Present each line of the entries below that holds the word "Device".

[Saved entries]
- - - - - - -

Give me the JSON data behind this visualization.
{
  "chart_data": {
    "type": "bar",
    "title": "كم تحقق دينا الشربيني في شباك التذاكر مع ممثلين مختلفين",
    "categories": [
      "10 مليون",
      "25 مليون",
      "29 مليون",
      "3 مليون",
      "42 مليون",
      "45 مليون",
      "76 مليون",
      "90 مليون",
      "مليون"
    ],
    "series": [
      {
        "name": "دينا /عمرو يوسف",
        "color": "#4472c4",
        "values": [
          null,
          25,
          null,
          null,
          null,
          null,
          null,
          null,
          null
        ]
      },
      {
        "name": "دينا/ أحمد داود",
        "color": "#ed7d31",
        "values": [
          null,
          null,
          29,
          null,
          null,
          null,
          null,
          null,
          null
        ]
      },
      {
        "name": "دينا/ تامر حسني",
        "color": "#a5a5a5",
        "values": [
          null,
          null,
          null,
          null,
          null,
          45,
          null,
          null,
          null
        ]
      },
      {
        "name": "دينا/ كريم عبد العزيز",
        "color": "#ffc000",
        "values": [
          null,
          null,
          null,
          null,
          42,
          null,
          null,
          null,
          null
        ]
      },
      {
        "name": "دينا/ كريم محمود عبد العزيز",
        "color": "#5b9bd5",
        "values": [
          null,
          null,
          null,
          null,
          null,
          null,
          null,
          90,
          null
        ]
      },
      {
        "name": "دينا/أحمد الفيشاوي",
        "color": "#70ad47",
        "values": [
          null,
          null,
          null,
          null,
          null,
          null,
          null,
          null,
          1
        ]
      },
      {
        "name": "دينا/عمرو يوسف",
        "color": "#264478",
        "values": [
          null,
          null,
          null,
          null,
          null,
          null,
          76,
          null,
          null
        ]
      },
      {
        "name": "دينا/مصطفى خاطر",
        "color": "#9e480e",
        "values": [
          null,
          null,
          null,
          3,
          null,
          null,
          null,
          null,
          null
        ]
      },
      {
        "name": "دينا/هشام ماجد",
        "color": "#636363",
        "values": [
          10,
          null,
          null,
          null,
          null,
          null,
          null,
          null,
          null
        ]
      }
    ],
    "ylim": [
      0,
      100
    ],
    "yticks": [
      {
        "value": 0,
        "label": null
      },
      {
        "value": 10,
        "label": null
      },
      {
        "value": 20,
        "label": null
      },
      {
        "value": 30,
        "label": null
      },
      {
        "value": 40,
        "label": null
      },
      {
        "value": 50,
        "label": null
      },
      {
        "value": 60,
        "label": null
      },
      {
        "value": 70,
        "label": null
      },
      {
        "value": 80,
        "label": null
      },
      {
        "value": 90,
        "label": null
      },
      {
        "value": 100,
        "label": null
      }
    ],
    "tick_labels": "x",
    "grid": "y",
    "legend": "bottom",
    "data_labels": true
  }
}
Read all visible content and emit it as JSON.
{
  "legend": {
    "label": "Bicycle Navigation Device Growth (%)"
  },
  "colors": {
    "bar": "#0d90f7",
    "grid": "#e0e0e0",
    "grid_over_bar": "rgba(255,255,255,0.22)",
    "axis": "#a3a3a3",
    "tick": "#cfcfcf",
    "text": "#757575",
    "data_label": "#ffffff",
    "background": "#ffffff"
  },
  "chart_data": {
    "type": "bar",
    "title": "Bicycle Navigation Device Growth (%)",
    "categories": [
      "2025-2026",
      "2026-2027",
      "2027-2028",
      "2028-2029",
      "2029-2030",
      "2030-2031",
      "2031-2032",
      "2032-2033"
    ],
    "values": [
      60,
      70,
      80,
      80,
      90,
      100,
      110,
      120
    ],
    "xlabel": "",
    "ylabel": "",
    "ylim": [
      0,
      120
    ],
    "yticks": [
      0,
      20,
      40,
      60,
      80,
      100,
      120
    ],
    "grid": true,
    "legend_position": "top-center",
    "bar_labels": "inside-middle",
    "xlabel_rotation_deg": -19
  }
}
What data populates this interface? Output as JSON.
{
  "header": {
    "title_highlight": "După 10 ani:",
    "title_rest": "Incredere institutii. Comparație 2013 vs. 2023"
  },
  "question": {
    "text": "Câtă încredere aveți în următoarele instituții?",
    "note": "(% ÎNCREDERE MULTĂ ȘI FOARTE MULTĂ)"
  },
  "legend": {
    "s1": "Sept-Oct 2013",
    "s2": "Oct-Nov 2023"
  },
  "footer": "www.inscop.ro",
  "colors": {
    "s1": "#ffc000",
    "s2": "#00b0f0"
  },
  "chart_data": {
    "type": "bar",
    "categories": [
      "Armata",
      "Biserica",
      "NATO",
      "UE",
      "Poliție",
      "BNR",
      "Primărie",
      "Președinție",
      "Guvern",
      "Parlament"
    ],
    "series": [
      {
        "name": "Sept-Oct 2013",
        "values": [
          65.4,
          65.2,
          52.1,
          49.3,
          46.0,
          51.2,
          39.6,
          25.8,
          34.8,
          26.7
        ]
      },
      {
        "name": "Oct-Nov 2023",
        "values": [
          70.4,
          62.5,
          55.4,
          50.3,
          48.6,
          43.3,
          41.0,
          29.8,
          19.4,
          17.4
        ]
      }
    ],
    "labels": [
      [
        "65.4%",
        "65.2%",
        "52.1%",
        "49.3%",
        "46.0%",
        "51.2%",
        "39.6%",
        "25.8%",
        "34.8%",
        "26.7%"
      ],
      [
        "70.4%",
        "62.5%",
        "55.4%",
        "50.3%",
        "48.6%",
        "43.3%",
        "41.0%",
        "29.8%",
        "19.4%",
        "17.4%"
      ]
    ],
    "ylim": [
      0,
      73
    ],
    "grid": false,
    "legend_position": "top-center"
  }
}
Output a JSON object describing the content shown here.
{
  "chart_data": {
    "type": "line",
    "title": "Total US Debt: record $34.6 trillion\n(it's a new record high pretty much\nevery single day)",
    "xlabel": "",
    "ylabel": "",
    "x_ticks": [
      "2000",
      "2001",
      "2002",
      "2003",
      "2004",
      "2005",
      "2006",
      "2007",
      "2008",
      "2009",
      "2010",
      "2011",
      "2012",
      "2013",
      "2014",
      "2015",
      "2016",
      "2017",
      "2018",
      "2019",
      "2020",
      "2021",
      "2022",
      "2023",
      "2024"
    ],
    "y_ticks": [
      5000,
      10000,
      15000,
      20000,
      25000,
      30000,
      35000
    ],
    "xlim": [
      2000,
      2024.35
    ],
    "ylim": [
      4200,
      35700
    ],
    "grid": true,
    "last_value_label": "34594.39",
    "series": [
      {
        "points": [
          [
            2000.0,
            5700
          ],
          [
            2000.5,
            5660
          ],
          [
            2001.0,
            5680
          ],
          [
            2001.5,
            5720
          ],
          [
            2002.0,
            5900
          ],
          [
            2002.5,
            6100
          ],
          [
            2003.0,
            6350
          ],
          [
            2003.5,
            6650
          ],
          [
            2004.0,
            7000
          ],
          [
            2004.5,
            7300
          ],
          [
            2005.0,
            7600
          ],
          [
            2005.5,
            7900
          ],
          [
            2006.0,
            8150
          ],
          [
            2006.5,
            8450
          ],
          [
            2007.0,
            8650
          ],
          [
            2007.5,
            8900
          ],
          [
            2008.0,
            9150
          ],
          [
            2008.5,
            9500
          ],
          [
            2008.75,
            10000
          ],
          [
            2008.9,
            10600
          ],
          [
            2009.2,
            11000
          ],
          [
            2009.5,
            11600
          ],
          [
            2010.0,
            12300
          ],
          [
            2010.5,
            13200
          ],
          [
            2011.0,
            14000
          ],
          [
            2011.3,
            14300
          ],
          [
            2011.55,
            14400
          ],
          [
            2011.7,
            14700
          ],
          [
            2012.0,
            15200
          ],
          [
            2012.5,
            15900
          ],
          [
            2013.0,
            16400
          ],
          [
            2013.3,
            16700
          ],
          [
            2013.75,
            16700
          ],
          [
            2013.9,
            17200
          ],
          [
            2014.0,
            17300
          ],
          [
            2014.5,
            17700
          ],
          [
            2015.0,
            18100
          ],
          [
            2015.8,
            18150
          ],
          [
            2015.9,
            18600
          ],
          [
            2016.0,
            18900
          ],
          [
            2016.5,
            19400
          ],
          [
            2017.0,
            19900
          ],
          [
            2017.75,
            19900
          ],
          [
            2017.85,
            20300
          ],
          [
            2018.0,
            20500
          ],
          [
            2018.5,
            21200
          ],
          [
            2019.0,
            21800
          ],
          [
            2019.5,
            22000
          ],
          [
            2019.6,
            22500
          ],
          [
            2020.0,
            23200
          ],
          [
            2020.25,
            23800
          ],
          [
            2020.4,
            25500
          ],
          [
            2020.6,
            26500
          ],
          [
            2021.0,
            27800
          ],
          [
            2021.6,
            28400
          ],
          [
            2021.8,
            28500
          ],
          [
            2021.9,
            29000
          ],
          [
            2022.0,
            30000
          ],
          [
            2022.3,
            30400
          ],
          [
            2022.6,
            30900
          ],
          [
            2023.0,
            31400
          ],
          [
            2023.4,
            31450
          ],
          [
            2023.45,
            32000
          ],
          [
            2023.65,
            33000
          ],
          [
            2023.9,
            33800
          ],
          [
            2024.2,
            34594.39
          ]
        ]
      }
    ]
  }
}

- - - - - - -

WRITTEN SOLUTION ->
    "label": "Bicycle Navigation Device Growth (%)"
    "title": "Bicycle Navigation Device Growth (%)",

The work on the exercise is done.